Task instructions →
In the listing below, find every line with the string "name" and pull it out.

+--

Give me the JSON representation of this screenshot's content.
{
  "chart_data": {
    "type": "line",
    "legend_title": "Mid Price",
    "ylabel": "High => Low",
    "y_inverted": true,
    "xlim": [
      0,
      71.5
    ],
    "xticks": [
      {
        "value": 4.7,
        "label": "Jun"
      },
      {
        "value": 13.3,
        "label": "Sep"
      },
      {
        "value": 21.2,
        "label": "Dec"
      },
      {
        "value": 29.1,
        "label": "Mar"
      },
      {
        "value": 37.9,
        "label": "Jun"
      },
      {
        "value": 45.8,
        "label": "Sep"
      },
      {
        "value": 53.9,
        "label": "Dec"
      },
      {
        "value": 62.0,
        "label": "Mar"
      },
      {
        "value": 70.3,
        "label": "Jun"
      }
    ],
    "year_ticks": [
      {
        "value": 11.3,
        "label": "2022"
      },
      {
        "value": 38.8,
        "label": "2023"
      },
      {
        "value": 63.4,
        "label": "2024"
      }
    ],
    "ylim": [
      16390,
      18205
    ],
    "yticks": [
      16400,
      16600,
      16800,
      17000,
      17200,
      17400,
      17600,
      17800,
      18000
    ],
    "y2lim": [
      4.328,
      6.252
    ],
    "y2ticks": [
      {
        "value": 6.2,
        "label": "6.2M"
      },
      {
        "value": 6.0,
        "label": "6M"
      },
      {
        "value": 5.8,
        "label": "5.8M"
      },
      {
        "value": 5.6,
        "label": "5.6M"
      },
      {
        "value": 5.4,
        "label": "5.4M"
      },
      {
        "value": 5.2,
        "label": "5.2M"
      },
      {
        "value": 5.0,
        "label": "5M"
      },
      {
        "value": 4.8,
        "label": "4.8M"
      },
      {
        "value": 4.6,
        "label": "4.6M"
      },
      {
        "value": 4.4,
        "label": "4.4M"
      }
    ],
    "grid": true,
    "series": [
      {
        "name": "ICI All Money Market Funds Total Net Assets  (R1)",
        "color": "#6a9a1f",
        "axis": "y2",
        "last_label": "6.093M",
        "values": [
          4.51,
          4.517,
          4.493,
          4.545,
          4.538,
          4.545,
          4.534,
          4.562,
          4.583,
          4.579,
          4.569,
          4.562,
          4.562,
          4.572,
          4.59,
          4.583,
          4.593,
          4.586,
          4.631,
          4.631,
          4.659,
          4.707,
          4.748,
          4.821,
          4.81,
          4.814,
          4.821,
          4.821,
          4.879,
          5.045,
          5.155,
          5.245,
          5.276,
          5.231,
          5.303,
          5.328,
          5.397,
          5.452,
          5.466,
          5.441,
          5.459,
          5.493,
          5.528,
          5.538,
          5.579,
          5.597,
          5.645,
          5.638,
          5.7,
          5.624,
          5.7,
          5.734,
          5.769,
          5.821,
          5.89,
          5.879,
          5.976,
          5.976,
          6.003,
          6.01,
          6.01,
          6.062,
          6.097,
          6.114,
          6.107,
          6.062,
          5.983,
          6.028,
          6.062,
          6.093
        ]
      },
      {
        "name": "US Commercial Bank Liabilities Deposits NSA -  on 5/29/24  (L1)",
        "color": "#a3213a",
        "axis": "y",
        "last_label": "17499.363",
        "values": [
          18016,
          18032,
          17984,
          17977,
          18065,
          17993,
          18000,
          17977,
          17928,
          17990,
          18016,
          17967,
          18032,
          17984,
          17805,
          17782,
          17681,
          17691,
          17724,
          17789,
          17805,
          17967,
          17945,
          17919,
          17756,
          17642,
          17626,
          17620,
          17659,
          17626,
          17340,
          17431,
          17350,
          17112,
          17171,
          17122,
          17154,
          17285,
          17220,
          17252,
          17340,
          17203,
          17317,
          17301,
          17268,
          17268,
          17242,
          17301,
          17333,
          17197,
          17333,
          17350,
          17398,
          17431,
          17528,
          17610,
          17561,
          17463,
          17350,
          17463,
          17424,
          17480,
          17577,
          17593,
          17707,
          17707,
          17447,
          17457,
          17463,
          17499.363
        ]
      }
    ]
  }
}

+--

Response below →
        "name": "ICI All Money Market Funds Total Net Assets  (R1)",
        "name": "US Commercial Bank Liabilities Deposits NSA -  on 5/29/24  (L1)",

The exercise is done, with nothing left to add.